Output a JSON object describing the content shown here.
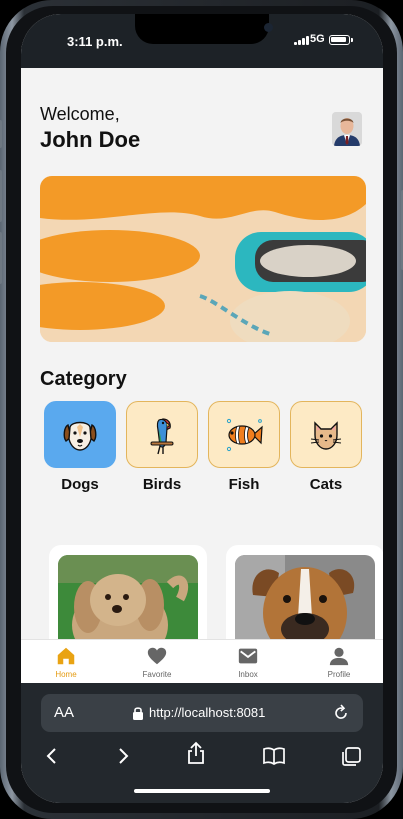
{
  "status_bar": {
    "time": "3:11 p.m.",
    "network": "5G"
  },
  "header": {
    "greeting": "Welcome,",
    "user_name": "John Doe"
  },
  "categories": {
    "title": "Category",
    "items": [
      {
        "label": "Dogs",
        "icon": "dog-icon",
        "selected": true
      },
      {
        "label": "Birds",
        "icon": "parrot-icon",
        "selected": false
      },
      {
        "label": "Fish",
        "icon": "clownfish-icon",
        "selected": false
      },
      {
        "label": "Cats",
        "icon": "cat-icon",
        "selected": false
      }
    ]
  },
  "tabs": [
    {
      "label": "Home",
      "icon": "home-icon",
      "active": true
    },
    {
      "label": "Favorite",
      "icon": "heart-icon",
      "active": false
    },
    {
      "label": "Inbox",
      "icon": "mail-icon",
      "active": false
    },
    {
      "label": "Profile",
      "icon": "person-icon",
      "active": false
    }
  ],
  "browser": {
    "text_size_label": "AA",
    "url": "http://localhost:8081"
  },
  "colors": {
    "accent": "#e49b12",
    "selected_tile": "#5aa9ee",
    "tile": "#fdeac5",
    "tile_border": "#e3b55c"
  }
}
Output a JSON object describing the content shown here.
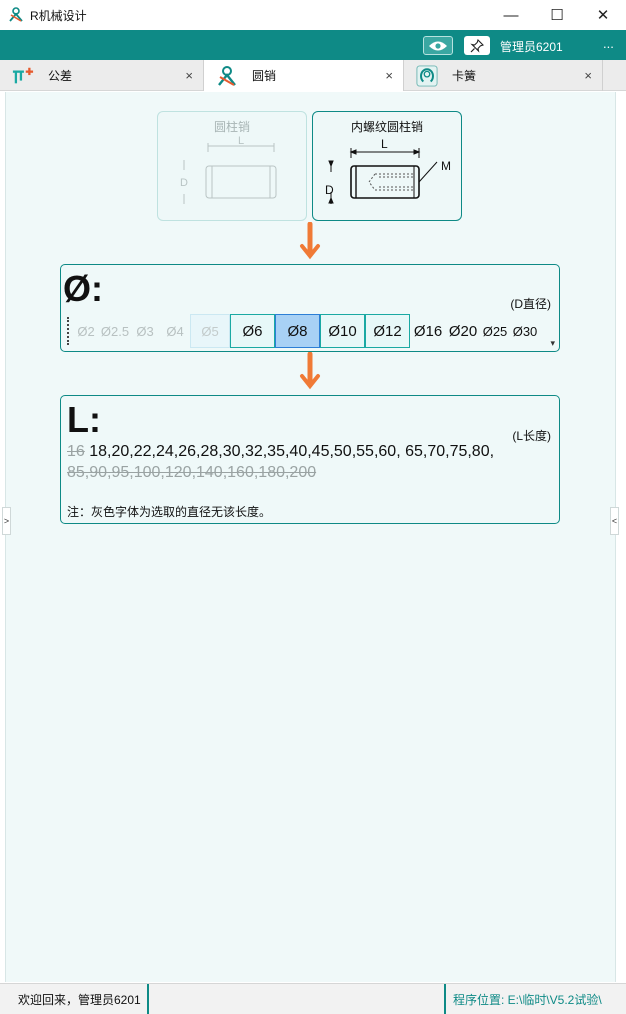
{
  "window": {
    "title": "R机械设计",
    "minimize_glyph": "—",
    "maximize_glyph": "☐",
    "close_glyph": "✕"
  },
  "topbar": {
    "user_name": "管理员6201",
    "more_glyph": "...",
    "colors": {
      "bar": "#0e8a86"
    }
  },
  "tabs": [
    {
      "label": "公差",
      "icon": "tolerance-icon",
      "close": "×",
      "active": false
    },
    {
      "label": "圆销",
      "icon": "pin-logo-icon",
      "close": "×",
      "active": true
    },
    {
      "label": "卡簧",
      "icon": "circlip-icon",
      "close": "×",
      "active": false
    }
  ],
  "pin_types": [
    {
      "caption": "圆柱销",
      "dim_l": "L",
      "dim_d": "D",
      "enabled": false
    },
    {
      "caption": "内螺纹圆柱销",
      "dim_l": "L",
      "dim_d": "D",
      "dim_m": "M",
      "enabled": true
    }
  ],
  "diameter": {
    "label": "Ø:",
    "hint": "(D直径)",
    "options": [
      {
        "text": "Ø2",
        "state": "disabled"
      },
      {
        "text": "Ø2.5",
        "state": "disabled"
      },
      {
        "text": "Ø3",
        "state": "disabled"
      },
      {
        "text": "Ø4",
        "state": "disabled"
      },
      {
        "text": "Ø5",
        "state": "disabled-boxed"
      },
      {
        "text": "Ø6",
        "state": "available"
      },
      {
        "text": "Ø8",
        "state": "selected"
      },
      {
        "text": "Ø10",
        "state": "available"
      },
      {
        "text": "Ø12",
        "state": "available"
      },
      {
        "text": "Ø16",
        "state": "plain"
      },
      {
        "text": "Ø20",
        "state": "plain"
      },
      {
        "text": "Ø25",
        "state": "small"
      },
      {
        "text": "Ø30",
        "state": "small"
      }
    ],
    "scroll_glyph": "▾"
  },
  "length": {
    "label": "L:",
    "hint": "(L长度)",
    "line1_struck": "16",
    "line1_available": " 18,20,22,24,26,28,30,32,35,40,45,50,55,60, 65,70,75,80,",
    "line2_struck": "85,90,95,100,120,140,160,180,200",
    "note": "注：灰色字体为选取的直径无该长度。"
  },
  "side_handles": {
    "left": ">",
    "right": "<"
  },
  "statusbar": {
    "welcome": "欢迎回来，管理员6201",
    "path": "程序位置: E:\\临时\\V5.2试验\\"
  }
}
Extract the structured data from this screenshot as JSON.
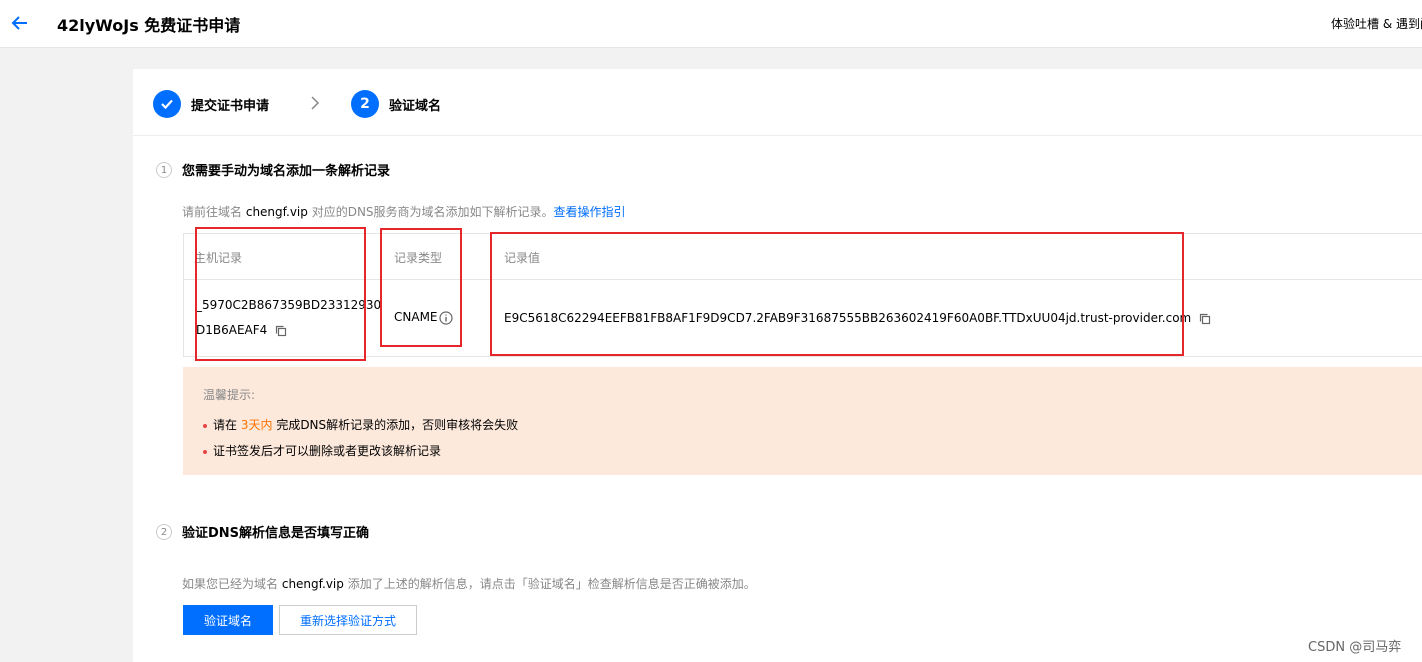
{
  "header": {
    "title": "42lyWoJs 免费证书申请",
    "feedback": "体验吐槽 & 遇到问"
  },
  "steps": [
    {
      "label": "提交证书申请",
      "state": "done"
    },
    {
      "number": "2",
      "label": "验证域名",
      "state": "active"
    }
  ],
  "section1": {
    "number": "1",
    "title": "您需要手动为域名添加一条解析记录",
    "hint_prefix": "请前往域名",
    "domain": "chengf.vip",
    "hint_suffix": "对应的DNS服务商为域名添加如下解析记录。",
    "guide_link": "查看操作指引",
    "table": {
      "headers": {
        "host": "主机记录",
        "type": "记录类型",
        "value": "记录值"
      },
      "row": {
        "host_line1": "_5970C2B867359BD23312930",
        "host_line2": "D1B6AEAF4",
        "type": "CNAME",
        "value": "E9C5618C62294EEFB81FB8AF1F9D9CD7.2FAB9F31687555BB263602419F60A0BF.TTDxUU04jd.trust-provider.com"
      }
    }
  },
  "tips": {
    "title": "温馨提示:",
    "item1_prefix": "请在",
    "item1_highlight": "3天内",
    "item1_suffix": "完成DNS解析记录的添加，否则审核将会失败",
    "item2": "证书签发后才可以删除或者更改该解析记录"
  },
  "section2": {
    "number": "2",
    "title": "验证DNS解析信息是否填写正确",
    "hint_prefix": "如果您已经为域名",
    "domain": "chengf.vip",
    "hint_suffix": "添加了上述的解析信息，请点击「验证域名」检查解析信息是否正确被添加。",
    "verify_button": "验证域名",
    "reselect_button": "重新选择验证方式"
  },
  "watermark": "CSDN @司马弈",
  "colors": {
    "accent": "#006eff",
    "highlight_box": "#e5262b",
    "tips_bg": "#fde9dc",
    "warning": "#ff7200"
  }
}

****

Do not include the images; transcribe the rest of the listing exactly.

Output a JSON object describing the content shown here.
{
  "status_bar": {
    "time": "3:11 p.m.",
    "network": "5G"
  },
  "header": {
    "greeting": "Welcome,",
    "user_name": "John Doe"
  },
  "categories": {
    "title": "Category",
    "items": [
      {
        "label": "Dogs",
        "icon": "dog-icon",
        "selected": true
      },
      {
        "label": "Birds",
        "icon": "parrot-icon",
        "selected": false
      },
      {
        "label": "Fish",
        "icon": "clownfish-icon",
        "selected": false
      },
      {
        "label": "Cats",
        "icon": "cat-icon",
        "selected": false
      }
    ]
  },
  "tabs": [
    {
      "label": "Home",
      "icon": "home-icon",
      "active": true
    },
    {
      "label": "Favorite",
      "icon": "heart-icon",
      "active": false
    },
    {
      "label": "Inbox",
      "icon": "mail-icon",
      "active": false
    },
    {
      "label": "Profile",
      "icon": "person-icon",
      "active": false
    }
  ],
  "browser": {
    "text_size_label": "AA",
    "url": "http://localhost:8081"
  },
  "colors": {
    "accent": "#e49b12",
    "selected_tile": "#5aa9ee",
    "tile": "#fdeac5",
    "tile_border": "#e3b55c"
  }
}
Output a JSON object describing the content shown here.
{
  "window": {
    "title": "R机械设计",
    "minimize_glyph": "—",
    "maximize_glyph": "☐",
    "close_glyph": "✕"
  },
  "topbar": {
    "user_name": "管理员6201",
    "more_glyph": "...",
    "colors": {
      "bar": "#0e8a86"
    }
  },
  "tabs": [
    {
      "label": "公差",
      "icon": "tolerance-icon",
      "close": "×",
      "active": false
    },
    {
      "label": "圆销",
      "icon": "pin-logo-icon",
      "close": "×",
      "active": true
    },
    {
      "label": "卡簧",
      "icon": "circlip-icon",
      "close": "×",
      "active": false
    }
  ],
  "pin_types": [
    {
      "caption": "圆柱销",
      "dim_l": "L",
      "dim_d": "D",
      "enabled": false
    },
    {
      "caption": "内螺纹圆柱销",
      "dim_l": "L",
      "dim_d": "D",
      "dim_m": "M",
      "enabled": true
    }
  ],
  "diameter": {
    "label": "Ø:",
    "hint": "(D直径)",
    "options": [
      {
        "text": "Ø2",
        "state": "disabled"
      },
      {
        "text": "Ø2.5",
        "state": "disabled"
      },
      {
        "text": "Ø3",
        "state": "disabled"
      },
      {
        "text": "Ø4",
        "state": "disabled"
      },
      {
        "text": "Ø5",
        "state": "disabled-boxed"
      },
      {
        "text": "Ø6",
        "state": "available"
      },
      {
        "text": "Ø8",
        "state": "selected"
      },
      {
        "text": "Ø10",
        "state": "available"
      },
      {
        "text": "Ø12",
        "state": "available"
      },
      {
        "text": "Ø16",
        "state": "plain"
      },
      {
        "text": "Ø20",
        "state": "plain"
      },
      {
        "text": "Ø25",
        "state": "small"
      },
      {
        "text": "Ø30",
        "state": "small"
      }
    ],
    "scroll_glyph": "▾"
  },
  "length": {
    "label": "L:",
    "hint": "(L长度)",
    "line1_struck": "16",
    "line1_available": " 18,20,22,24,26,28,30,32,35,40,45,50,55,60, 65,70,75,80,",
    "line2_struck": "85,90,95,100,120,140,160,180,200",
    "note": "注：灰色字体为选取的直径无该长度。"
  },
  "side_handles": {
    "left": ">",
    "right": "<"
  },
  "statusbar": {
    "welcome": "欢迎回来，管理员6201",
    "path": "程序位置: E:\\临时\\V5.2试验\\"
  }
}
Extract the structured data from this screenshot as JSON.
{
  "header": {
    "title": "42lyWoJs 免费证书申请",
    "feedback": "体验吐槽 & 遇到问"
  },
  "steps": [
    {
      "label": "提交证书申请",
      "state": "done"
    },
    {
      "number": "2",
      "label": "验证域名",
      "state": "active"
    }
  ],
  "section1": {
    "number": "1",
    "title": "您需要手动为域名添加一条解析记录",
    "hint_prefix": "请前往域名",
    "domain": "chengf.vip",
    "hint_suffix": "对应的DNS服务商为域名添加如下解析记录。",
    "guide_link": "查看操作指引",
    "table": {
      "headers": {
        "host": "主机记录",
        "type": "记录类型",
        "value": "记录值"
      },
      "row": {
        "host_line1": "_5970C2B867359BD23312930",
        "host_line2": "D1B6AEAF4",
        "type": "CNAME",
        "value": "E9C5618C62294EEFB81FB8AF1F9D9CD7.2FAB9F31687555BB263602419F60A0BF.TTDxUU04jd.trust-provider.com"
      }
    }
  },
  "tips": {
    "title": "温馨提示:",
    "item1_prefix": "请在",
    "item1_highlight": "3天内",
    "item1_suffix": "完成DNS解析记录的添加，否则审核将会失败",
    "item2": "证书签发后才可以删除或者更改该解析记录"
  },
  "section2": {
    "number": "2",
    "title": "验证DNS解析信息是否填写正确",
    "hint_prefix": "如果您已经为域名",
    "domain": "chengf.vip",
    "hint_suffix": "添加了上述的解析信息，请点击「验证域名」检查解析信息是否正确被添加。",
    "verify_button": "验证域名",
    "reselect_button": "重新选择验证方式"
  },
  "watermark": "CSDN @司马弈",
  "colors": {
    "accent": "#006eff",
    "highlight_box": "#e5262b",
    "tips_bg": "#fde9dc",
    "warning": "#ff7200"
  }
}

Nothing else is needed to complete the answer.